[Dataset records]
──────────────────────────────
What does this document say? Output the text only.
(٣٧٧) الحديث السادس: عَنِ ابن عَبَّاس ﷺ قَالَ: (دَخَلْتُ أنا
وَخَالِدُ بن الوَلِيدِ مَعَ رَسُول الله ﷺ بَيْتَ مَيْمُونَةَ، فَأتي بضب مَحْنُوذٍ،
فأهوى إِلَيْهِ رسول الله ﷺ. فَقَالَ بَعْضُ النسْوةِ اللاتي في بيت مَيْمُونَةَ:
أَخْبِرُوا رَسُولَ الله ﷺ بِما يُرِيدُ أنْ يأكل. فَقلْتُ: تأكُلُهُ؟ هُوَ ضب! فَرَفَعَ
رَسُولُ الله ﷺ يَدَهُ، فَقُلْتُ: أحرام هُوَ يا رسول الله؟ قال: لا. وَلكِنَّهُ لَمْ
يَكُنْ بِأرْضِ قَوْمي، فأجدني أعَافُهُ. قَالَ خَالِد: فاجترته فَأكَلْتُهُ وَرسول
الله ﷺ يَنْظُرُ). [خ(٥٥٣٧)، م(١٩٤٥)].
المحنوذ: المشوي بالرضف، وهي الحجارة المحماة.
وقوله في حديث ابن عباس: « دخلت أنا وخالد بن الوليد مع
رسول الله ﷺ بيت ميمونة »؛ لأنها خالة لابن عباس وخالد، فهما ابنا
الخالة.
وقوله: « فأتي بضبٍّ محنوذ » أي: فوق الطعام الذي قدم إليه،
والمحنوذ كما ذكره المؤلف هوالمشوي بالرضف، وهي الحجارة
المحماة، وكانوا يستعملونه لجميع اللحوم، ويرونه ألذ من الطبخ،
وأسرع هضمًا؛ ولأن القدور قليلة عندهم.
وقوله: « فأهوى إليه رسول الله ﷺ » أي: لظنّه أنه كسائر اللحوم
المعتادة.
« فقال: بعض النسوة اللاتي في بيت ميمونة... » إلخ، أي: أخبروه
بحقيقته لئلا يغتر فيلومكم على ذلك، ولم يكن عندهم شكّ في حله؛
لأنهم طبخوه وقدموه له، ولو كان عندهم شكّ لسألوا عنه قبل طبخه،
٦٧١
──────────────────────────────
■ Exercise description ■
Find and copy every line in the entries above where the string "وقوله" occurs.

■ Output of the task ■
وقوله في حديث ابن عباس: « دخلت أنا وخالد بن الوليد مع
وقوله: « فأتي بضبٍّ محنوذ » أي: فوق الطعام الذي قدم إليه،
وقوله: « فأهوى إليه رسول الله ﷺ » أي: لظنّه أنه كسائر اللحوم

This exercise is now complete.